Your goal: Repeat verbatim the lines of the data below, beginning with the line containing "Transcribe this image's" and continuing to the end.

Information supplied:
>>>

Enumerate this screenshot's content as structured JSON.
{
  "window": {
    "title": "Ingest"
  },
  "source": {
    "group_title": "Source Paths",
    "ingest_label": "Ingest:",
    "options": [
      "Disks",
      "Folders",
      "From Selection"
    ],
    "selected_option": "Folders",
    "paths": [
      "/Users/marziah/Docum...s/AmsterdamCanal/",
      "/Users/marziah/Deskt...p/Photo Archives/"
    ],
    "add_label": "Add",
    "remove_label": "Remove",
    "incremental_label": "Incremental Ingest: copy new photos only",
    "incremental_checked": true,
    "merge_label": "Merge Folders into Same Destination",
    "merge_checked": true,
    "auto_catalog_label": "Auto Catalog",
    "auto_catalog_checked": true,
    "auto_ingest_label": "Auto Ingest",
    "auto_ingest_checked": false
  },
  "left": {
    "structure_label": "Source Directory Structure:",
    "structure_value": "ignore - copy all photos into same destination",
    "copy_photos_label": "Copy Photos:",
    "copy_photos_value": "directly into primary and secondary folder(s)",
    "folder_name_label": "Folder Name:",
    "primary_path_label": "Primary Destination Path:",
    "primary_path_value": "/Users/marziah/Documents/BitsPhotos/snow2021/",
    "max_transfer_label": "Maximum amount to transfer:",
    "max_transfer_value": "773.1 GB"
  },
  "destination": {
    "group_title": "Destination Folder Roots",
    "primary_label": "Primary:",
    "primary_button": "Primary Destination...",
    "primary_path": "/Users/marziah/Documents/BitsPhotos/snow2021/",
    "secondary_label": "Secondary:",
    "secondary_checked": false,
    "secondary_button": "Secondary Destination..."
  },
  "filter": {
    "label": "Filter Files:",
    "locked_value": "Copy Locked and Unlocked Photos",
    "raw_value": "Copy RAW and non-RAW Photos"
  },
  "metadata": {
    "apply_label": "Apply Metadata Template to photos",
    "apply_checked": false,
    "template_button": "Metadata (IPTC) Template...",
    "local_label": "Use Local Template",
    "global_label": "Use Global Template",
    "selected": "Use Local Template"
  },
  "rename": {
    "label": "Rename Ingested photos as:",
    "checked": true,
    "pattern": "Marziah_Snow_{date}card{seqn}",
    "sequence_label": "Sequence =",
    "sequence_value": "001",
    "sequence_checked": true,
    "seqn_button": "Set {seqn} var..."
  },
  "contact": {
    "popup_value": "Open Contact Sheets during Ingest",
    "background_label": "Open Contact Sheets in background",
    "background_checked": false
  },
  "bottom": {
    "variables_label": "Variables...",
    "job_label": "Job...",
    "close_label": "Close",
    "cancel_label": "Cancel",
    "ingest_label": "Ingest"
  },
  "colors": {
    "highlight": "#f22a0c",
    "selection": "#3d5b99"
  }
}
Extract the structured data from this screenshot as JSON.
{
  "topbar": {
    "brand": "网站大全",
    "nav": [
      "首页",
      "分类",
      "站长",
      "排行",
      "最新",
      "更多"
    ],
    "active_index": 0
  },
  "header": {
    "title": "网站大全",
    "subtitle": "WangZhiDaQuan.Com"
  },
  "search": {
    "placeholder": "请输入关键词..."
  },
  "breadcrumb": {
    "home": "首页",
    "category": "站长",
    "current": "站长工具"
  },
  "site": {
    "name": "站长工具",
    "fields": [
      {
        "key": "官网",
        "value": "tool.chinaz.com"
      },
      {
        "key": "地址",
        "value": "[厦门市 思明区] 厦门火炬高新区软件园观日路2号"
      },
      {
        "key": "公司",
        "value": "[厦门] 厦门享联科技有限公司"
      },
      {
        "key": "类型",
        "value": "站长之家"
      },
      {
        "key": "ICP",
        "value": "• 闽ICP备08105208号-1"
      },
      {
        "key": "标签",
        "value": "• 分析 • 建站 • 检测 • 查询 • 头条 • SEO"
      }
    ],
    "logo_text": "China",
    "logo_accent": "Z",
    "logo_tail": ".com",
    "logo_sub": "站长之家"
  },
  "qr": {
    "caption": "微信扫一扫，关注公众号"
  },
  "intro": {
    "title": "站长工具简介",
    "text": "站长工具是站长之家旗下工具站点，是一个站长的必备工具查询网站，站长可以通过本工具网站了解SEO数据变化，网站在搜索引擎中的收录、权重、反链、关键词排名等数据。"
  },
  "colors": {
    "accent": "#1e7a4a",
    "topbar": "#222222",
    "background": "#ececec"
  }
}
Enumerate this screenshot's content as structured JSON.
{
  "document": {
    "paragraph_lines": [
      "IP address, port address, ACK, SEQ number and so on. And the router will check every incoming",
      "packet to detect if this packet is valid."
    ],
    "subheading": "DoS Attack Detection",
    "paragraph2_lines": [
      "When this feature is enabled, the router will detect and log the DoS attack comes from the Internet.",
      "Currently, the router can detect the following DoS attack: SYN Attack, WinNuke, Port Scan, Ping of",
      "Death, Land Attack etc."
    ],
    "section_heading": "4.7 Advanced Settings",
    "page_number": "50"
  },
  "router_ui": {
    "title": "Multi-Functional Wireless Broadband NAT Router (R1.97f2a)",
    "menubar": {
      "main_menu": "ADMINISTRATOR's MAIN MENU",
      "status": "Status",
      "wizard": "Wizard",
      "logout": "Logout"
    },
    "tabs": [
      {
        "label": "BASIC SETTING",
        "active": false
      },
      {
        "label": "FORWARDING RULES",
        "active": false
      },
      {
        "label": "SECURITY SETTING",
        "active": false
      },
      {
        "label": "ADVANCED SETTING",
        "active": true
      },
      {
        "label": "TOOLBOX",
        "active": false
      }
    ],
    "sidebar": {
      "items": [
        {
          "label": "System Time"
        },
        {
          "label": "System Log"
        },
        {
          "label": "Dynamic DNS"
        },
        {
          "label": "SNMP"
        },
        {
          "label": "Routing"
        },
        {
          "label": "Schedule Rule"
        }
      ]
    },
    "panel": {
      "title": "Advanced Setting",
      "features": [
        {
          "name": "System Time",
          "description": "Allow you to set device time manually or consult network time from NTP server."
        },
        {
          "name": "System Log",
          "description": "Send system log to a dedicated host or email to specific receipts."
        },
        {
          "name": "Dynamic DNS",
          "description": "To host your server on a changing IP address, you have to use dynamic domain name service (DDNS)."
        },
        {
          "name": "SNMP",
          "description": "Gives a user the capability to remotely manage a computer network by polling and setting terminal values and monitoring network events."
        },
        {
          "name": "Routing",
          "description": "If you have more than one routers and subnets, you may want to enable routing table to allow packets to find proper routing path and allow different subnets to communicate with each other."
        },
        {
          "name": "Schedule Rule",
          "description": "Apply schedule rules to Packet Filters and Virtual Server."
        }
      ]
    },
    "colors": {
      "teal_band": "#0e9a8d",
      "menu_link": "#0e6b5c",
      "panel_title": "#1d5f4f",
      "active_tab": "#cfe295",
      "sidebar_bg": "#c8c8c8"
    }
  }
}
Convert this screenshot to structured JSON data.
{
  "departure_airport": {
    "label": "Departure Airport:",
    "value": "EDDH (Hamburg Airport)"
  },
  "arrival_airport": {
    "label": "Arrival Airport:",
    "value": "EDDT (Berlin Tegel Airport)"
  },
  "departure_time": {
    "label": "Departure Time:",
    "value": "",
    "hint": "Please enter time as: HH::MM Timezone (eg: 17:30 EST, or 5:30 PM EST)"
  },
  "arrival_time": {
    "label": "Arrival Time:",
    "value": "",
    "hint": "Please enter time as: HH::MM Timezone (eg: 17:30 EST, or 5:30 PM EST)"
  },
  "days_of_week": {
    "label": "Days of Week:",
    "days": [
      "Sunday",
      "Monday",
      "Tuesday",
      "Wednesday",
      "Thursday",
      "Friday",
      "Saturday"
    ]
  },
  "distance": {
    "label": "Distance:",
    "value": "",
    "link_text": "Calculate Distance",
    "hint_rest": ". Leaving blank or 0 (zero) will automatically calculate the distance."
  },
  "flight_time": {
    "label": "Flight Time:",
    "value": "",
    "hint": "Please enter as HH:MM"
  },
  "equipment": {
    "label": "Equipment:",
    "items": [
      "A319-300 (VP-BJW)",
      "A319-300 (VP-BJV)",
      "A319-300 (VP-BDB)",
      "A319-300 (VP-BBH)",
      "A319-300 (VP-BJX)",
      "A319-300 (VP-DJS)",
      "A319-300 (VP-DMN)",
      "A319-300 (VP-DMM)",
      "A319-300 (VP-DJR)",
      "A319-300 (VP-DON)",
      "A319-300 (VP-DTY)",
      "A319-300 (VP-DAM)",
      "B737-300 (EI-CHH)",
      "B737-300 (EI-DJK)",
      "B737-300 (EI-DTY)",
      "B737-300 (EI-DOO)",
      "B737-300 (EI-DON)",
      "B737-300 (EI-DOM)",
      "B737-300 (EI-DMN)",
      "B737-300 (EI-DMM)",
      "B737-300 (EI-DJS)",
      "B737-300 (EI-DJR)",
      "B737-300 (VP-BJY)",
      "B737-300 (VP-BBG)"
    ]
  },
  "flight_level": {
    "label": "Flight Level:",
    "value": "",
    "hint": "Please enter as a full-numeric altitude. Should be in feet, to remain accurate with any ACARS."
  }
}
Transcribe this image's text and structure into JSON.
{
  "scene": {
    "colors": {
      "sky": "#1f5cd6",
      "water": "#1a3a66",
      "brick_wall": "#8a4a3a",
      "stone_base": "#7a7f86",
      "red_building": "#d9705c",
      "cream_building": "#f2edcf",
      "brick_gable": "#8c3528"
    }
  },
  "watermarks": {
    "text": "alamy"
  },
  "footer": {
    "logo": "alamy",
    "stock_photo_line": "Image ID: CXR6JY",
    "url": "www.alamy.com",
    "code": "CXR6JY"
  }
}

<<<

Solution to the problem:
Transcribe this image's text and structure into JSON.
{
  "scene": {
    "colors": {
      "sky": "#1f5cd6",
      "water": "#1a3a66",
      "brick_wall": "#8a4a3a",
      "stone_base": "#7a7f86",
      "red_building": "#d9705c",
      "cream_building": "#f2edcf",
      "brick_gable": "#8c3528"
    }
  },
  "watermarks": {
    "text": "alamy"
  },
  "footer": {
    "logo": "alamy",
    "stock_photo_line": "Image ID: CXR6JY",
    "url": "www.alamy.com",
    "code": "CXR6JY"
  }
}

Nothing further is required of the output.